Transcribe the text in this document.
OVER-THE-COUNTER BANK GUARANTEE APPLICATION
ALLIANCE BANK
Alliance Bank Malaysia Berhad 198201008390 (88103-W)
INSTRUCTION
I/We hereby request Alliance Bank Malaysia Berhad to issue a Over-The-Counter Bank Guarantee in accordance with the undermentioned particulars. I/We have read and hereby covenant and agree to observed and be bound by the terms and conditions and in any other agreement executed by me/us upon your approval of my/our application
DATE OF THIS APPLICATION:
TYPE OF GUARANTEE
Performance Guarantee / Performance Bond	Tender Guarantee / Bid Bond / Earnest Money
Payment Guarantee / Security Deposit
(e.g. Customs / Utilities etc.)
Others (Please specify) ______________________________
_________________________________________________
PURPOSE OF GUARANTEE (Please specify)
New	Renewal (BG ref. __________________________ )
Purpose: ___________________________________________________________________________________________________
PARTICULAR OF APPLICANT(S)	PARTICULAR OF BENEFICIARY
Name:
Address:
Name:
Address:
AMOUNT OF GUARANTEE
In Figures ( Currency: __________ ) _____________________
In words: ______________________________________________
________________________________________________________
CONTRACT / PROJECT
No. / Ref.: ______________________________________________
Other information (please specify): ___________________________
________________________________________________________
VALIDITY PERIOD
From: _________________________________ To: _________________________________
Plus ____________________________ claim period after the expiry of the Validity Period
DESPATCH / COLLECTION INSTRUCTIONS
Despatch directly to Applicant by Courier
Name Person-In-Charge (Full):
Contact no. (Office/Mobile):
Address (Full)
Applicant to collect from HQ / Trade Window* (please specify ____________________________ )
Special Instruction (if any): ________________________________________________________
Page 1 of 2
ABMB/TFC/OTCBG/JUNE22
################
**What the exercise asks**
Exactly reproduce all of the entries above.

**Response to this task**
Transcribe the text in this document.
OVER-THE-COUNTER BANK GUARANTEE APPLICATION
ALLIANCE BANK
Alliance Bank Malaysia Berhad 198201008390 (88103-W)
INSTRUCTION
I/We hereby request Alliance Bank Malaysia Berhad to issue a Over-The-Counter Bank Guarantee in accordance with the undermentioned particulars. I/We have read and hereby covenant and agree to observed and be bound by the terms and conditions and in any other agreement executed by me/us upon your approval of my/our application
DATE OF THIS APPLICATION:
TYPE OF GUARANTEE
Performance Guarantee / Performance Bond	Tender Guarantee / Bid Bond / Earnest Money
Payment Guarantee / Security Deposit
(e.g. Customs / Utilities etc.)
Others (Please specify) ______________________________
_________________________________________________
PURPOSE OF GUARANTEE (Please specify)
New	Renewal (BG ref. __________________________ )
Purpose: ___________________________________________________________________________________________________
PARTICULAR OF APPLICANT(S)	PARTICULAR OF BENEFICIARY
Name:
Address:
Name:
Address:
AMOUNT OF GUARANTEE
In Figures ( Currency: __________ ) _____________________
In words: ______________________________________________
________________________________________________________
CONTRACT / PROJECT
No. / Ref.: ______________________________________________
Other information (please specify): ___________________________
________________________________________________________
VALIDITY PERIOD
From: _________________________________ To: _________________________________
Plus ____________________________ claim period after the expiry of the Validity Period
DESPATCH / COLLECTION INSTRUCTIONS
Despatch directly to Applicant by Courier
Name Person-In-Charge (Full):
Contact no. (Office/Mobile):
Address (Full)
Applicant to collect from HQ / Trade Window* (please specify ____________________________ )
Special Instruction (if any): ________________________________________________________
Page 1 of 2
ABMB/TFC/OTCBG/JUNE22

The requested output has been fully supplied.